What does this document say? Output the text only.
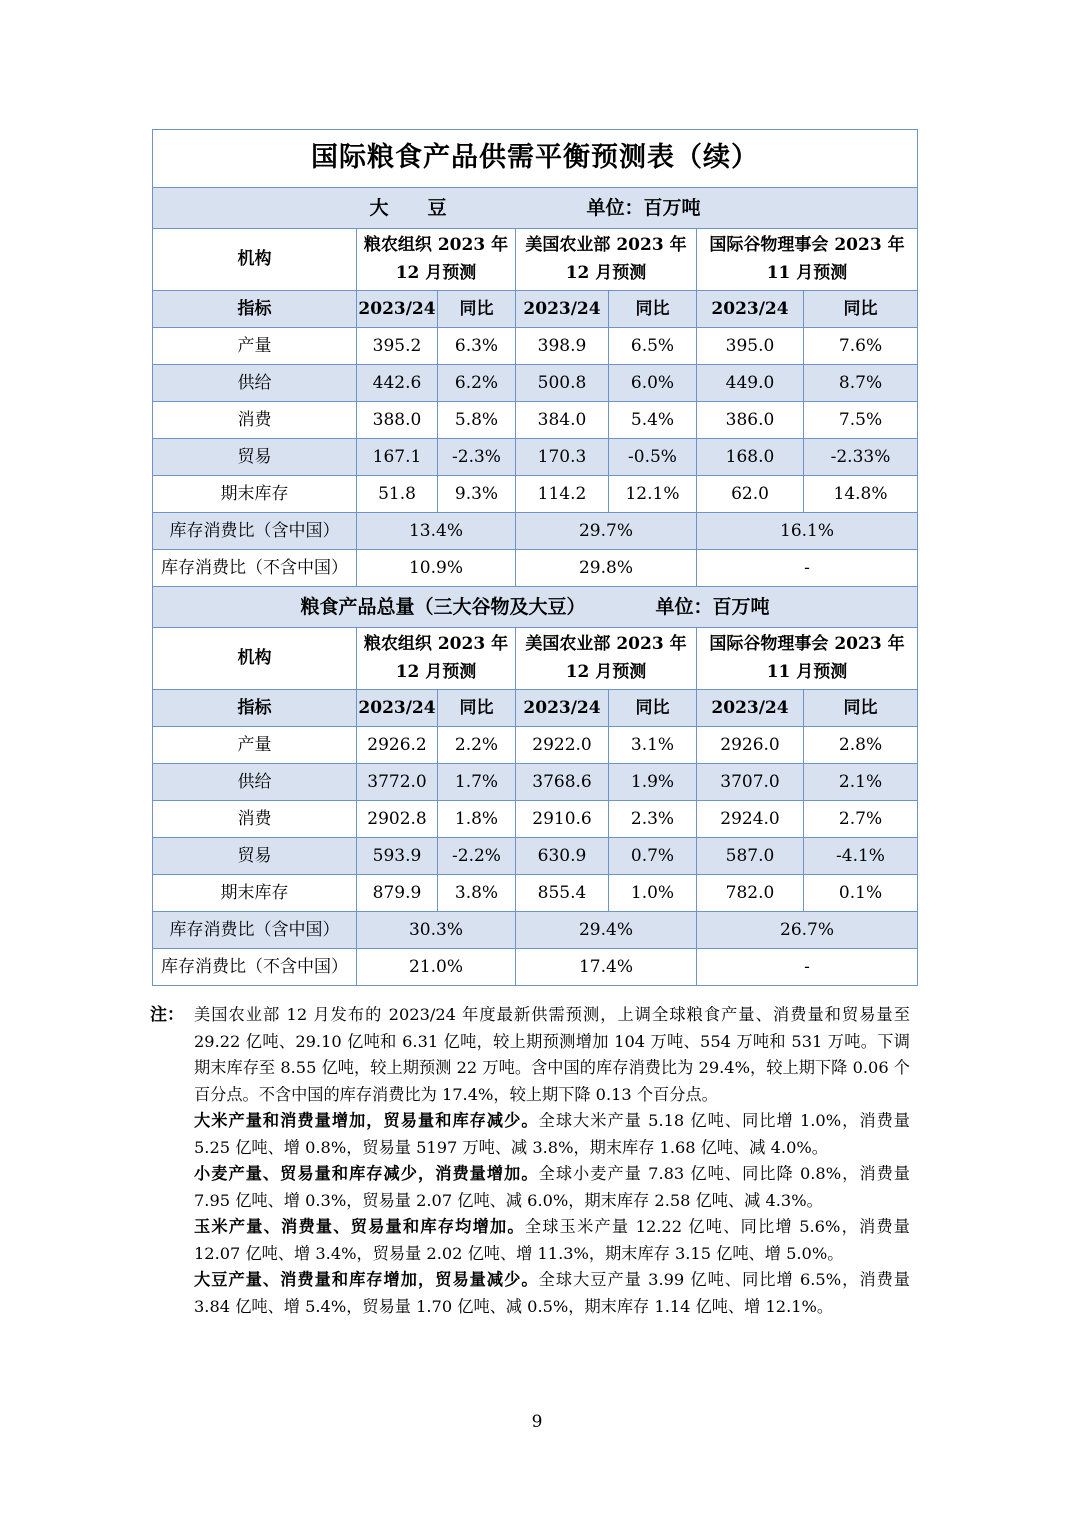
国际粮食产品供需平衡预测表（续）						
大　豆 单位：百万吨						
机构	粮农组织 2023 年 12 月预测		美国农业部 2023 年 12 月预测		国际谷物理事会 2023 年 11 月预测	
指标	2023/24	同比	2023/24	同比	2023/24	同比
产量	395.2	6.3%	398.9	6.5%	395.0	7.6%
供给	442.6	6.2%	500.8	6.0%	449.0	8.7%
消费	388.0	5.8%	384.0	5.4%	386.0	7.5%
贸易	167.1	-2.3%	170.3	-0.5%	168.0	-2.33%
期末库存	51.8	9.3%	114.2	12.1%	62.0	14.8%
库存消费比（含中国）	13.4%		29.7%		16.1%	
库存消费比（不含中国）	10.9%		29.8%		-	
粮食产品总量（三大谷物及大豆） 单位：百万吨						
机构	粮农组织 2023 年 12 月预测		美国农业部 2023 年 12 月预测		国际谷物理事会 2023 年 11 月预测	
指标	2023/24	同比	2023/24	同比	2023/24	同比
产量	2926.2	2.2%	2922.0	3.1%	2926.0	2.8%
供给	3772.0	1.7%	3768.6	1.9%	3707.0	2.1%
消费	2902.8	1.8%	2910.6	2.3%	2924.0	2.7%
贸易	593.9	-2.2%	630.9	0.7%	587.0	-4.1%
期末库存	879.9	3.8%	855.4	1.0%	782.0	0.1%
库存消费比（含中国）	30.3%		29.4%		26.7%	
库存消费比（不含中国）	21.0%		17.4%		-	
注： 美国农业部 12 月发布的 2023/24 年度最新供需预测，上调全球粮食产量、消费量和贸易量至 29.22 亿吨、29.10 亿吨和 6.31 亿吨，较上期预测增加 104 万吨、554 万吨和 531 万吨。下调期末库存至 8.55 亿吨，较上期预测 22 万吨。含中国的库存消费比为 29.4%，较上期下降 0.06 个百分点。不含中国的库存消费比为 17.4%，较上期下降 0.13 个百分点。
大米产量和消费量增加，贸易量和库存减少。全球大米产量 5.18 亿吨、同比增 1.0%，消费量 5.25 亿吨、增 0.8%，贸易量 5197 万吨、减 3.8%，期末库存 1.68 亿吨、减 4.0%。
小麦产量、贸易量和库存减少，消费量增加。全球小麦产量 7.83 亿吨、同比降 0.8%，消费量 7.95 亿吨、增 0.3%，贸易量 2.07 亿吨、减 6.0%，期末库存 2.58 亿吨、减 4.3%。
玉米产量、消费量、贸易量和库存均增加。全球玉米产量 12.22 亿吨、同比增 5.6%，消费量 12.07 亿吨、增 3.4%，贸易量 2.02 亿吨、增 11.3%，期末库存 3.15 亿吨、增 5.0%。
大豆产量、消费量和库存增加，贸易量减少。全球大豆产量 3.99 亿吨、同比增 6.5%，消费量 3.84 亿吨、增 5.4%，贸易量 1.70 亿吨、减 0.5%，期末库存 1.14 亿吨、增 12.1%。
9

○ ○ ○

OBJECTIVE: Say how many lines in the records above hold "贸易量和库存减少", and give no other text.

RESULT: 2